[Entries from a dataset]
****

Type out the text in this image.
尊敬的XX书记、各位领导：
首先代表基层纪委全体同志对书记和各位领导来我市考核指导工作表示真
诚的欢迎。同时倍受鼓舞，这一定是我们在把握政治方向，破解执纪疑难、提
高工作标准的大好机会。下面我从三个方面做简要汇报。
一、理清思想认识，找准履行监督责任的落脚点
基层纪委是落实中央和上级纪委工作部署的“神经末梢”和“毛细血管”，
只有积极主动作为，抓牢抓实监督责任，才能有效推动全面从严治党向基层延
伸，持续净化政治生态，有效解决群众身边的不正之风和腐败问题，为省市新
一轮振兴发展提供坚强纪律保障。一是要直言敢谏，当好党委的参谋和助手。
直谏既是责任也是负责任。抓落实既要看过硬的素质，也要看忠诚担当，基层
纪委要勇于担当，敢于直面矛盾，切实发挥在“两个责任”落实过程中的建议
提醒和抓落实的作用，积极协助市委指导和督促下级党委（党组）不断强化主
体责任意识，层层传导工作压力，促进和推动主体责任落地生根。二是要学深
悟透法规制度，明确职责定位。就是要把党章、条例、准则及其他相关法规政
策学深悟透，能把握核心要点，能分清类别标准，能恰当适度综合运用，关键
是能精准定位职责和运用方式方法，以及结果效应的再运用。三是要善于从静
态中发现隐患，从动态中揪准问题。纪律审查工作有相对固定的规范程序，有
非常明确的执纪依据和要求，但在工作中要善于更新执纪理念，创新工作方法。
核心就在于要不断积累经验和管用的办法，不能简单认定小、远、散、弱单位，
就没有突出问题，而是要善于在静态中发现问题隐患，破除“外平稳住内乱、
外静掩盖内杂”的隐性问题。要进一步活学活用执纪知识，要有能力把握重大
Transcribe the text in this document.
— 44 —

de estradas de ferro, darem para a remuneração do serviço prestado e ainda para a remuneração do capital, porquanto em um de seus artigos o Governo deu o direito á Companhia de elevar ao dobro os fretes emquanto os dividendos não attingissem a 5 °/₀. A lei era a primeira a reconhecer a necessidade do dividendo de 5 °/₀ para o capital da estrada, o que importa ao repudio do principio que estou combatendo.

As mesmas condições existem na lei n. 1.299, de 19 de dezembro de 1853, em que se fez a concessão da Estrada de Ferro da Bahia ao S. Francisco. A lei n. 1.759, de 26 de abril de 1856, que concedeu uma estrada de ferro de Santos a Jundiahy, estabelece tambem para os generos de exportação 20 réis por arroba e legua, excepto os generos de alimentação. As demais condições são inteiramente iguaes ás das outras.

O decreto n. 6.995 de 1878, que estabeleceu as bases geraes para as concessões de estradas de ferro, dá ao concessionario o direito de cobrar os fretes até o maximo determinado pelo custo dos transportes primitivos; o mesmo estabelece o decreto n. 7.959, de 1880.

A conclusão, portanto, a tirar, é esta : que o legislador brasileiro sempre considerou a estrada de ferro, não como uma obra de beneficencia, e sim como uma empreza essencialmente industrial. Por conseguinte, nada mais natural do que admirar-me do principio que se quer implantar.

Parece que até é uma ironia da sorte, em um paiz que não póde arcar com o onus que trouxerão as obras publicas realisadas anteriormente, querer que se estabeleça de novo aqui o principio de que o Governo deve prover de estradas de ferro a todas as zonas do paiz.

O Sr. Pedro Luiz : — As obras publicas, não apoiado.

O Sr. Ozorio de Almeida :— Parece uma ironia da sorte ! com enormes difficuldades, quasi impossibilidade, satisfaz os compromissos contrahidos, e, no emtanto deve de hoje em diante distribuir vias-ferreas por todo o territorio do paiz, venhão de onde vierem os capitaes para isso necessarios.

****

> [Task to carry out]
Print the material above once more, exactly.

> [Solved problem]
Type out the text in this image.
尊敬的XX书记、各位领导：
首先代表基层纪委全体同志对书记和各位领导来我市考核指导工作表示真
诚的欢迎。同时倍受鼓舞，这一定是我们在把握政治方向，破解执纪疑难、提
高工作标准的大好机会。下面我从三个方面做简要汇报。
一、理清思想认识，找准履行监督责任的落脚点
基层纪委是落实中央和上级纪委工作部署的“神经末梢”和“毛细血管”，
只有积极主动作为，抓牢抓实监督责任，才能有效推动全面从严治党向基层延
伸，持续净化政治生态，有效解决群众身边的不正之风和腐败问题，为省市新
一轮振兴发展提供坚强纪律保障。一是要直言敢谏，当好党委的参谋和助手。
直谏既是责任也是负责任。抓落实既要看过硬的素质，也要看忠诚担当，基层
纪委要勇于担当，敢于直面矛盾，切实发挥在“两个责任”落实过程中的建议
提醒和抓落实的作用，积极协助市委指导和督促下级党委（党组）不断强化主
体责任意识，层层传导工作压力，促进和推动主体责任落地生根。二是要学深
悟透法规制度，明确职责定位。就是要把党章、条例、准则及其他相关法规政
策学深悟透，能把握核心要点，能分清类别标准，能恰当适度综合运用，关键
是能精准定位职责和运用方式方法，以及结果效应的再运用。三是要善于从静
态中发现隐患，从动态中揪准问题。纪律审查工作有相对固定的规范程序，有
非常明确的执纪依据和要求，但在工作中要善于更新执纪理念，创新工作方法。
核心就在于要不断积累经验和管用的办法，不能简单认定小、远、散、弱单位，
就没有突出问题，而是要善于在静态中发现问题隐患，破除“外平稳住内乱、
外静掩盖内杂”的隐性问题。要进一步活学活用执纪知识，要有能力把握重大
Transcribe the text in this document.
— 44 —

de estradas de ferro, darem para a remuneração do serviço prestado e ainda para a remuneração do capital, porquanto em um de seus artigos o Governo deu o direito á Companhia de elevar ao dobro os fretes emquanto os dividendos não attingissem a 5 °/₀. A lei era a primeira a reconhecer a necessidade do dividendo de 5 °/₀ para o capital da estrada, o que importa ao repudio do principio que estou combatendo.

As mesmas condições existem na lei n. 1.299, de 19 de dezembro de 1853, em que se fez a concessão da Estrada de Ferro da Bahia ao S. Francisco. A lei n. 1.759, de 26 de abril de 1856, que concedeu uma estrada de ferro de Santos a Jundiahy, estabelece tambem para os generos de exportação 20 réis por arroba e legua, excepto os generos de alimentação. As demais condições são inteiramente iguaes ás das outras.

O decreto n. 6.995 de 1878, que estabeleceu as bases geraes para as concessões de estradas de ferro, dá ao concessionario o direito de cobrar os fretes até o maximo determinado pelo custo dos transportes primitivos; o mesmo estabelece o decreto n. 7.959, de 1880.

A conclusão, portanto, a tirar, é esta : que o legislador brasileiro sempre considerou a estrada de ferro, não como uma obra de beneficencia, e sim como uma empreza essencialmente industrial. Por conseguinte, nada mais natural do que admirar-me do principio que se quer implantar.

Parece que até é uma ironia da sorte, em um paiz que não póde arcar com o onus que trouxerão as obras publicas realisadas anteriormente, querer que se estabeleça de novo aqui o principio de que o Governo deve prover de estradas de ferro a todas as zonas do paiz.

O Sr. Pedro Luiz : — As obras publicas, não apoiado.

O Sr. Ozorio de Almeida :— Parece uma ironia da sorte ! com enormes difficuldades, quasi impossibilidade, satisfaz os compromissos contrahidos, e, no emtanto deve de hoje em diante distribuir vias-ferreas por todo o territorio do paiz, venhão de onde vierem os capitaes para isso necessarios.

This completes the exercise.